# [STATED TASK]
Pull each line holding "значимости" out of the entries below.

[Records excerpted from a collection]
################

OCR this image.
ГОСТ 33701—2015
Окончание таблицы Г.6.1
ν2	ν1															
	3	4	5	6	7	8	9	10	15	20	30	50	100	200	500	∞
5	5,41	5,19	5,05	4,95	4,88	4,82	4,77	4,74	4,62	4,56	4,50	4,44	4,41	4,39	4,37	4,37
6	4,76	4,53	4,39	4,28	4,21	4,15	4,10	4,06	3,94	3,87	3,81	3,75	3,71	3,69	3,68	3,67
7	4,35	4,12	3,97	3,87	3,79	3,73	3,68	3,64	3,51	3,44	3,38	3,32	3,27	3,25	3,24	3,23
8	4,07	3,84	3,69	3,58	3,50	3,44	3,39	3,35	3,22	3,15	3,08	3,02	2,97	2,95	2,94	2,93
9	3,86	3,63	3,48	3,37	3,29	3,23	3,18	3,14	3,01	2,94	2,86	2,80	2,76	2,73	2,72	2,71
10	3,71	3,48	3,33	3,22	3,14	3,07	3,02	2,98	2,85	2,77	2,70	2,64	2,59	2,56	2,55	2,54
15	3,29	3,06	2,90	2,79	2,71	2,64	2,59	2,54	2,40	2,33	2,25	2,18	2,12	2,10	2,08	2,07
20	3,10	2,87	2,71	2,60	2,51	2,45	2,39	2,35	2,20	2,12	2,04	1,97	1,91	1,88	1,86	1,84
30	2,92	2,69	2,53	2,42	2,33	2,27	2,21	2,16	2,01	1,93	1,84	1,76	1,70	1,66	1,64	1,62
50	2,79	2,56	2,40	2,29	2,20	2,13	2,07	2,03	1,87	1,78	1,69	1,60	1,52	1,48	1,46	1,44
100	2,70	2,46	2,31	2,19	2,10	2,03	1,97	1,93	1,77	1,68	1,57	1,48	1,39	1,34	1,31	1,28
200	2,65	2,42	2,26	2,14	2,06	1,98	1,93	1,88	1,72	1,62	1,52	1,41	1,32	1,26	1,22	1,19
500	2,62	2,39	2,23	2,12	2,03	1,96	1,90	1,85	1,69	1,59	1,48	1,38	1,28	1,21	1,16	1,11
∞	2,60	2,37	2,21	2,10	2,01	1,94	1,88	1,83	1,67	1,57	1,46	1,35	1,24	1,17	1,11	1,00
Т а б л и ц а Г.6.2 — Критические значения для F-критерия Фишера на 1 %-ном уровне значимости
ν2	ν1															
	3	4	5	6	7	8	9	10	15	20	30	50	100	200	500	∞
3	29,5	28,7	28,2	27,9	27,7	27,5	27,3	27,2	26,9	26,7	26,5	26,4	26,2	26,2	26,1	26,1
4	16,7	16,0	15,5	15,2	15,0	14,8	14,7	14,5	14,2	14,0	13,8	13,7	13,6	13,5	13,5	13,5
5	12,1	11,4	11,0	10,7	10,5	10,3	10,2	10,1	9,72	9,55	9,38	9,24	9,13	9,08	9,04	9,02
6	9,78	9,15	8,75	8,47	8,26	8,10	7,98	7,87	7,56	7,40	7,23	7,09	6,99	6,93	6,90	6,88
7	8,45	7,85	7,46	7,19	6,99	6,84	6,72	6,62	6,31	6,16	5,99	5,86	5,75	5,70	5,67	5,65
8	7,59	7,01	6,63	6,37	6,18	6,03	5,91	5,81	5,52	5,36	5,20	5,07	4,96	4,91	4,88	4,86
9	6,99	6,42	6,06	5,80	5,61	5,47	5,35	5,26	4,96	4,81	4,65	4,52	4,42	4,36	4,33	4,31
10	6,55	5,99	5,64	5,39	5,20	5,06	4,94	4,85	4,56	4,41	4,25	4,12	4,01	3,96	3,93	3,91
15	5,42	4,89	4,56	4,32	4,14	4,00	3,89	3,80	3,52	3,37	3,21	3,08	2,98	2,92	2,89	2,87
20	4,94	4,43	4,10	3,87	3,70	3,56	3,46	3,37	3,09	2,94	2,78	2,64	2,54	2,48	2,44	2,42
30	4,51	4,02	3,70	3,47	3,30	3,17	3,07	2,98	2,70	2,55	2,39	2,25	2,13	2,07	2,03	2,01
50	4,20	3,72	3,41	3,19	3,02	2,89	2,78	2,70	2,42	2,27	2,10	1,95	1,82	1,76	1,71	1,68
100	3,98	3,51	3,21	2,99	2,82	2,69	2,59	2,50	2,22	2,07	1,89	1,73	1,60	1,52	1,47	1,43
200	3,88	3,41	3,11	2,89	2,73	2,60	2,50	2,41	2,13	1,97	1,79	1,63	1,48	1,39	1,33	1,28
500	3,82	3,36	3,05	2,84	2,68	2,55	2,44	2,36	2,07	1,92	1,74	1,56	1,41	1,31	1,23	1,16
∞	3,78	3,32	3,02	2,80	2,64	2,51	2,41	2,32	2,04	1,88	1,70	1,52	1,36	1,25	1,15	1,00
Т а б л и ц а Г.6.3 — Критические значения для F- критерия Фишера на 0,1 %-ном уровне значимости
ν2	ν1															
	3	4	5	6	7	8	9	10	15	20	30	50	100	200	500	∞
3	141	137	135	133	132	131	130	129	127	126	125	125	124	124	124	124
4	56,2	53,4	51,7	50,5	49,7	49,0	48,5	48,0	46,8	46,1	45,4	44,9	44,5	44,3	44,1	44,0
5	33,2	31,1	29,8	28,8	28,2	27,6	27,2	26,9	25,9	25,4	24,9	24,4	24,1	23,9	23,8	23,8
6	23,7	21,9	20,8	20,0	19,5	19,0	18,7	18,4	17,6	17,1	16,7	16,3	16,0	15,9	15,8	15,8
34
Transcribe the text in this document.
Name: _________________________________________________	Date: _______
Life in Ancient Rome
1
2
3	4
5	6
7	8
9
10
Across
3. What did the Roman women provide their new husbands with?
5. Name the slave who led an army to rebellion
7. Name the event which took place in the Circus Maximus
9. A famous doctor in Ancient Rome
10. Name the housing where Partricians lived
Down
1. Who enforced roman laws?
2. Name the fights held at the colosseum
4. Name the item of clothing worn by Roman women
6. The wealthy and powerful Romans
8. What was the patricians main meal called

################

# [PROBLEM SOLUTION]
Т а б л и ц а Г.6.2 — Критические значения для F-критерия Фишера на 1 %-ном уровне значимости
Т а б л и ц а Г.6.3 — Критические значения для F- критерия Фишера на 0,1 %-ном уровне значимости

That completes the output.